[Items from a dataset]

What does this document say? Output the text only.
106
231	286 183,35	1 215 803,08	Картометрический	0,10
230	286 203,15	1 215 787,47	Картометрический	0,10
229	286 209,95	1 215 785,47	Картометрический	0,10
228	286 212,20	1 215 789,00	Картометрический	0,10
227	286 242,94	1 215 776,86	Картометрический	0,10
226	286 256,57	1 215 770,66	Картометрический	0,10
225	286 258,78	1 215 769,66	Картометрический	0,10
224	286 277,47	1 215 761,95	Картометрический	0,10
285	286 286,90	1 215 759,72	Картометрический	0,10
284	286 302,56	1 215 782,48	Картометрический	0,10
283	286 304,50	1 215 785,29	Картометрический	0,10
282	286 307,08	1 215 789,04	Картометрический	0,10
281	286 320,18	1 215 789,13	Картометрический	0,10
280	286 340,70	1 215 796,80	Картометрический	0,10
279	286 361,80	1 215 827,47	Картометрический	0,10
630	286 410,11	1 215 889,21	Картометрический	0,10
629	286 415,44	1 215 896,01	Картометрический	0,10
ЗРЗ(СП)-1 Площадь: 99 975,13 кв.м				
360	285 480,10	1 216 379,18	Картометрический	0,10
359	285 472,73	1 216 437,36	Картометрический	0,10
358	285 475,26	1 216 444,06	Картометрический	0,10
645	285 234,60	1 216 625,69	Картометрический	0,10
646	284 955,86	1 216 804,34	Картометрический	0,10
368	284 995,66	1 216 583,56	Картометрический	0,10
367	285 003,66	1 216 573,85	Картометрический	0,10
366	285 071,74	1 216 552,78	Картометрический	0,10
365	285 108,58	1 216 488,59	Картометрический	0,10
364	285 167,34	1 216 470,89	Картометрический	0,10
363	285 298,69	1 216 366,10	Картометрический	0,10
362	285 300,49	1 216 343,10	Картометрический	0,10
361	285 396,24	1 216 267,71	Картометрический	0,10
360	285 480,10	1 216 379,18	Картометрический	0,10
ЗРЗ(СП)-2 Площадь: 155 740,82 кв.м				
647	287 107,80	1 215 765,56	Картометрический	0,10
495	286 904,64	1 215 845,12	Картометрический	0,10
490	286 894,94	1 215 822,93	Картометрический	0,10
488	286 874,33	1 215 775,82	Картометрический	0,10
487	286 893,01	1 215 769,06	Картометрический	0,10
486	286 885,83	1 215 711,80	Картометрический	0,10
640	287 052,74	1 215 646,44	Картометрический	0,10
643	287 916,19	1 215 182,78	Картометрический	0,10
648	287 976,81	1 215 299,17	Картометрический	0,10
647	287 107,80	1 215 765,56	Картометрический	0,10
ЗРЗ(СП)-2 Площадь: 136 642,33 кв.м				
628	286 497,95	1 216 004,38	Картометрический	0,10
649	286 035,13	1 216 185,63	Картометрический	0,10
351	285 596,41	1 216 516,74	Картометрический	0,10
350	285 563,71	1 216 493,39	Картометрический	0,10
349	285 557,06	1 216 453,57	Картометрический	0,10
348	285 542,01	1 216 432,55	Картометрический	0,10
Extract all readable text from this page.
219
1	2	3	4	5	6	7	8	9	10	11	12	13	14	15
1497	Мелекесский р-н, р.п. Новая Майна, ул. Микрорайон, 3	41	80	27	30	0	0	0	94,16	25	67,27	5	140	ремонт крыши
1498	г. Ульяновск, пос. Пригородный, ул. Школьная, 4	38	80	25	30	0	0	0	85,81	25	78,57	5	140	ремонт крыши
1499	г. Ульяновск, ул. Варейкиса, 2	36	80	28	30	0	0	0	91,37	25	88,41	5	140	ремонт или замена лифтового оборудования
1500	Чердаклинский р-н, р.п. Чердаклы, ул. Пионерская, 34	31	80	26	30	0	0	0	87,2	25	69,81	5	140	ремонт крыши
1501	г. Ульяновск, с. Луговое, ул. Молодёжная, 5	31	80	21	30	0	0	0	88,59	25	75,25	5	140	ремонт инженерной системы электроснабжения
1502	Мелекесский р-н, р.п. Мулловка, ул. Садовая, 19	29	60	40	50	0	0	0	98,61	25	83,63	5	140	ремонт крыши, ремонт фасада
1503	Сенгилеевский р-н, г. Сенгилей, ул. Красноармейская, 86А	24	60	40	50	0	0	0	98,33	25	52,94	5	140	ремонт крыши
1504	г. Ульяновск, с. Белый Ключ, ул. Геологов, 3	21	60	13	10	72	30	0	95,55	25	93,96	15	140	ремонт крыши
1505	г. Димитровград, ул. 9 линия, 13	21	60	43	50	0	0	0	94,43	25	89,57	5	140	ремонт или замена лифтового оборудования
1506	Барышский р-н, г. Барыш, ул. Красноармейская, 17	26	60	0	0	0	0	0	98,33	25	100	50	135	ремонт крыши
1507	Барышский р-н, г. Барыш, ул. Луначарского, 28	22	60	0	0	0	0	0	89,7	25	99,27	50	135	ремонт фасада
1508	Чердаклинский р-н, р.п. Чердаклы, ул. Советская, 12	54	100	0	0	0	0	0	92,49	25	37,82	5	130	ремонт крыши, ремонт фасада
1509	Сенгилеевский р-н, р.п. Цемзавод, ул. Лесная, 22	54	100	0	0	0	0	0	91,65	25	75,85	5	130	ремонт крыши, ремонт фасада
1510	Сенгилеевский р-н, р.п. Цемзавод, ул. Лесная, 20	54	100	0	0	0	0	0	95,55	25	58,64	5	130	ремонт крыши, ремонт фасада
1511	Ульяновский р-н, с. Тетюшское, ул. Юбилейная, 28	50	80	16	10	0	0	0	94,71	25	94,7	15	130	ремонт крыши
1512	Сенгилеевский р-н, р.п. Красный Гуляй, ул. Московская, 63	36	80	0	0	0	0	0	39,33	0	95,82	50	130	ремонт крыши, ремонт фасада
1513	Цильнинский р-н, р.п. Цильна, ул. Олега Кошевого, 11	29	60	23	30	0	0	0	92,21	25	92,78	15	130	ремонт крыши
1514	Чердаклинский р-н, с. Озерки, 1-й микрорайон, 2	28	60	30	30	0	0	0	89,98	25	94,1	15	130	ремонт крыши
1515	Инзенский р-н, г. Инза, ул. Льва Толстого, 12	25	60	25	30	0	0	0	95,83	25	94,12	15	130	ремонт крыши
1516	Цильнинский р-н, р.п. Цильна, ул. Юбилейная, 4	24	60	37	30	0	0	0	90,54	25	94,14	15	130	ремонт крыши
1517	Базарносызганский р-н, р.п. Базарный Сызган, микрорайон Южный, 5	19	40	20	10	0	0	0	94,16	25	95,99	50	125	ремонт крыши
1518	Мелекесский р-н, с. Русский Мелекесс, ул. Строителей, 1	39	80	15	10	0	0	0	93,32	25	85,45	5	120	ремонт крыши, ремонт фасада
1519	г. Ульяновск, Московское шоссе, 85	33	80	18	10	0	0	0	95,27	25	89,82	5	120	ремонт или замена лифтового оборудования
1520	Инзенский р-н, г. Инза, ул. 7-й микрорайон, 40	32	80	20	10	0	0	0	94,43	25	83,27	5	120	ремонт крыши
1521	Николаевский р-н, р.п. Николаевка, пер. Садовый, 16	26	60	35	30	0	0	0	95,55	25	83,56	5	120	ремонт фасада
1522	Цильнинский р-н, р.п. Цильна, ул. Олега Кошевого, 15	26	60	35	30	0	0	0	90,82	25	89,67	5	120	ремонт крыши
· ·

## Your goal:
Each line that holds the word "замена" should be extracted from the records.

## Task response:
1499	г. Ульяновск, ул. Варейкиса, 2	36	80	28	30	0	0	0	91,37	25	88,41	5	140	ремонт или замена лифтового оборудования
1505	г. Димитровград, ул. 9 линия, 13	21	60	43	50	0	0	0	94,43	25	89,57	5	140	ремонт или замена лифтового оборудования
1519	г. Ульяновск, Московское шоссе, 85	33	80	18	10	0	0	0	95,27	25	89,82	5	120	ремонт или замена лифтового оборудования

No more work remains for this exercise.